Stored records:
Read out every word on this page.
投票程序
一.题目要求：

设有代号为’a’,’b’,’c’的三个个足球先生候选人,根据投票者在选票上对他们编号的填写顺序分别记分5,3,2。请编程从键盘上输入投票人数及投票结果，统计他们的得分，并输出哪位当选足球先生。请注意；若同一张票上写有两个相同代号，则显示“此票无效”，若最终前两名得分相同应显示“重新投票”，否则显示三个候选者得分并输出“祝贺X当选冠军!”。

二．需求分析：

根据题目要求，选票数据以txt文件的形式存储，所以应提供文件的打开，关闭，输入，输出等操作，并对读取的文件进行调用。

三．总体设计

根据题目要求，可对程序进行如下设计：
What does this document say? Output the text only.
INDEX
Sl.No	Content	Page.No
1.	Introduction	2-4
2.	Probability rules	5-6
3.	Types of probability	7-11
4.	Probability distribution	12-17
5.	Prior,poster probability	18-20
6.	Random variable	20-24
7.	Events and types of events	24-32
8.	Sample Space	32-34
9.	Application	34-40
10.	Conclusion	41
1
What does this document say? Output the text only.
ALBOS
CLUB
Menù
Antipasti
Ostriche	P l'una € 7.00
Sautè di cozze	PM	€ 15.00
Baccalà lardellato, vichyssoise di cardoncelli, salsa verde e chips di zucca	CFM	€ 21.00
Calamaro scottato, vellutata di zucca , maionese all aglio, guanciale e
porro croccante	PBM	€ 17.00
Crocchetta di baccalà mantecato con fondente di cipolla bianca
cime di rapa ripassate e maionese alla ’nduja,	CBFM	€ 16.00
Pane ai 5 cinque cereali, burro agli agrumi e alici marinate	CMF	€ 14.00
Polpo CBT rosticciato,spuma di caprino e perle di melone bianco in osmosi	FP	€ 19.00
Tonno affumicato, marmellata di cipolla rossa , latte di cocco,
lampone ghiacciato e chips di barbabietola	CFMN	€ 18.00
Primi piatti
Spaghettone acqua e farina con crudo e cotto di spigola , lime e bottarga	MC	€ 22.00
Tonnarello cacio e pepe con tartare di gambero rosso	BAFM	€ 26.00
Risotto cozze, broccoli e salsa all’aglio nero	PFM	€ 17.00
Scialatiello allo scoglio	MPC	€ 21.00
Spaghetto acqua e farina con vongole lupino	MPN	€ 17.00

- _Objective_
Extract all lines of the records above that include "chips".

- _Result of the task_
Baccalà lardellato, vichyssoise di cardoncelli, salsa verde e chips di zucca	CFM	€ 21.00
lampone ghiacciato e chips di barbabietola	CFMN	€ 18.00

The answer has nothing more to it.